→ Material shown:
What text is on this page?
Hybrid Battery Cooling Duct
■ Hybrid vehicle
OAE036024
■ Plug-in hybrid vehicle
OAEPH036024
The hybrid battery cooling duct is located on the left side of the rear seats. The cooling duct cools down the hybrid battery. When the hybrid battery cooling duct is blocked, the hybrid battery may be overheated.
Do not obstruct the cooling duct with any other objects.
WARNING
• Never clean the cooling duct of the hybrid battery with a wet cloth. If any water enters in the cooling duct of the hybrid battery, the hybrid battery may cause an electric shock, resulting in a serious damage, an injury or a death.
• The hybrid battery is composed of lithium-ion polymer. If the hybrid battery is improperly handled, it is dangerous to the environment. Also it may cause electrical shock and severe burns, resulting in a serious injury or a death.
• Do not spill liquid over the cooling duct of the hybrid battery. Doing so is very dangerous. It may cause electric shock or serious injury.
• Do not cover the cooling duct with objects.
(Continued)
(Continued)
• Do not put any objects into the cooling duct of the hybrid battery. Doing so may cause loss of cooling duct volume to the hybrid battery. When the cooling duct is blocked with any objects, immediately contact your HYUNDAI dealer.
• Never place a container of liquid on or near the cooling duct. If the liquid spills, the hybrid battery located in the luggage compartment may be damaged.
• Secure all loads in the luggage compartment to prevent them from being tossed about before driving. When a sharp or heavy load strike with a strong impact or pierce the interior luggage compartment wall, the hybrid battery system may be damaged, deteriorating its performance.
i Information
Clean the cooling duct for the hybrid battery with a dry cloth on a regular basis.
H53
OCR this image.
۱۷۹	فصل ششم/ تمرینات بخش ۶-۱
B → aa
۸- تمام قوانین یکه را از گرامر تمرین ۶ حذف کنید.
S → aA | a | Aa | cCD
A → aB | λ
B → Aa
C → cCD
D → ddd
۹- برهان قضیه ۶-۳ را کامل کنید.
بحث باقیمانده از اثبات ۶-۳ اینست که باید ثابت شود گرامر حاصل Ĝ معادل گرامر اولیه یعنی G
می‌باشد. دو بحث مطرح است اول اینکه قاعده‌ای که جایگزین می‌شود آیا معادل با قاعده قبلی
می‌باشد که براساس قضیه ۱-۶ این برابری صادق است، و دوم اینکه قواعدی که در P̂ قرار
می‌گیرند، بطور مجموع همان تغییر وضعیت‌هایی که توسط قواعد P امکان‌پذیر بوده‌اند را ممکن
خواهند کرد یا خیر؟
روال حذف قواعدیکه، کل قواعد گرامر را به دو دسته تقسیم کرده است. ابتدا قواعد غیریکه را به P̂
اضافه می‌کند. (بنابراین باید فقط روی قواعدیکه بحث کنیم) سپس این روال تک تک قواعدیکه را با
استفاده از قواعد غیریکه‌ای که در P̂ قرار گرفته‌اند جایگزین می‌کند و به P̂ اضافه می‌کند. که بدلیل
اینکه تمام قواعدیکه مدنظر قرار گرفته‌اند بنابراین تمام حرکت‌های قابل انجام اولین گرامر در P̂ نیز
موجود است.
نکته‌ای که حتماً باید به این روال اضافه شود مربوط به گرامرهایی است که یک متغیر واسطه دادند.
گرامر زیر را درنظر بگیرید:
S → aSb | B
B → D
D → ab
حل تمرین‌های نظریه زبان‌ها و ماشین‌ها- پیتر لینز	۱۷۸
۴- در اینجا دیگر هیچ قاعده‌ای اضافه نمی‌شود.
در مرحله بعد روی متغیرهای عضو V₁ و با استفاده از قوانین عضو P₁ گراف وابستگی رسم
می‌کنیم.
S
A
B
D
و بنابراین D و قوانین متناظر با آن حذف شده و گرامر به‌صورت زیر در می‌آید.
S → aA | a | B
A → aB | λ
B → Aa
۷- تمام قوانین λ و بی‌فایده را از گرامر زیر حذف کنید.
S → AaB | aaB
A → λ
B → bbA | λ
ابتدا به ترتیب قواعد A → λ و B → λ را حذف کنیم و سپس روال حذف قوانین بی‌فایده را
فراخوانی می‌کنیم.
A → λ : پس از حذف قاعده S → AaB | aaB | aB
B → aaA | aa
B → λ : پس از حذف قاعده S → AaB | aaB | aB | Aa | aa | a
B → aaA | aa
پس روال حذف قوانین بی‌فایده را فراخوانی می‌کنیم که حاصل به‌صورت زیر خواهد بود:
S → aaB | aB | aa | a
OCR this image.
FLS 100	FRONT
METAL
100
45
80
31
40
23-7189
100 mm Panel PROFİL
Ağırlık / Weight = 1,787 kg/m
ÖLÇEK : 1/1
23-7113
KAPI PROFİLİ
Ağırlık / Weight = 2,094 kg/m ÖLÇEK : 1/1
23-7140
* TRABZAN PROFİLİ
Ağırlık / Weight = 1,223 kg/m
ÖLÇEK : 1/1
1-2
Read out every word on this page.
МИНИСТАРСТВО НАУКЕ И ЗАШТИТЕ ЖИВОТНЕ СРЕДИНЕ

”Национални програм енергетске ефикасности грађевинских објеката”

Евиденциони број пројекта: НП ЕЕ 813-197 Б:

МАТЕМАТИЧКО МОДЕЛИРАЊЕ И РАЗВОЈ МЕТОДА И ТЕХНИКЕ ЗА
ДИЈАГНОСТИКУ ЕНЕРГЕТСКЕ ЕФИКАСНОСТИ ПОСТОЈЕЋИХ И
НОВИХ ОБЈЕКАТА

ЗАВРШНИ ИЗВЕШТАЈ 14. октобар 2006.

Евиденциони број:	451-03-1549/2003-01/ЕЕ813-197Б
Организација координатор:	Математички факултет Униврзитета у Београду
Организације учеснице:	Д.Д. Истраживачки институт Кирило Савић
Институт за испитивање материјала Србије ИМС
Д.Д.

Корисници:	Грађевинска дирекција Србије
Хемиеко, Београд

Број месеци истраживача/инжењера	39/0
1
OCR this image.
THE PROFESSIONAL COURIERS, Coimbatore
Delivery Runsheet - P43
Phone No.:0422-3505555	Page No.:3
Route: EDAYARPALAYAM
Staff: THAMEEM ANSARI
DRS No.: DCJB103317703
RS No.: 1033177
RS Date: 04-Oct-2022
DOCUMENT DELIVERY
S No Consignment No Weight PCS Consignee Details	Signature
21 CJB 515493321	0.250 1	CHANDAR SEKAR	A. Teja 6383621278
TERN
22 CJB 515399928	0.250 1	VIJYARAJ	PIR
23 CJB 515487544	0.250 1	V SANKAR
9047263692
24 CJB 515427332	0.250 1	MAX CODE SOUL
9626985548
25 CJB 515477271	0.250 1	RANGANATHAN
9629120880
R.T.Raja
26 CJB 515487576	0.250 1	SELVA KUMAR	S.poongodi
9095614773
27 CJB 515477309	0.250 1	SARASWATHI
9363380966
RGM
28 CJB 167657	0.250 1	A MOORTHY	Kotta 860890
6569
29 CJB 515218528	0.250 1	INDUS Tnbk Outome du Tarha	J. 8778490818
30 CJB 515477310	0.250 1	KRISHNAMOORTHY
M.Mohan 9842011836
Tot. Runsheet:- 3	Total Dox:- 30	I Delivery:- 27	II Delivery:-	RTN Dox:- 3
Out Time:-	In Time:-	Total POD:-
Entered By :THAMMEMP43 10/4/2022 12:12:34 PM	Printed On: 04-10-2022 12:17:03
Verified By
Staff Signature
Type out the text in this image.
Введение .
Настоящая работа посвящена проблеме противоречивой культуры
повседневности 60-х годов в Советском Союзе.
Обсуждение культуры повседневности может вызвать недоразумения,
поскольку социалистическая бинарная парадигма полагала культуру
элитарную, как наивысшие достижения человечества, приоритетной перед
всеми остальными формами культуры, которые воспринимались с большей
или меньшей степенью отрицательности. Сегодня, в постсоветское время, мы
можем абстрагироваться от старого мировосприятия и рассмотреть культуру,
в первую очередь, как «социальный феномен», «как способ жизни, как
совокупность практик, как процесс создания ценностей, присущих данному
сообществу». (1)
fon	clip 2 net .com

→ Required task:
Search the entries for "باید" and copy out each line that has it.

→ Result of this exercise:
بحث باقیمانده از اثبات ۶-۳ اینست که باید ثابت شود گرامر حاصل Ĝ معادل گرامر اولیه یعنی G
اضافه می‌کند. (بنابراین باید فقط روی قواعدیکه بحث کنیم) سپس این روال تک تک قواعدیکه را با
نکته‌ای که حتماً باید به این روال اضافه شود مربوط به گرامرهایی است که یک متغیر واسطه دادند.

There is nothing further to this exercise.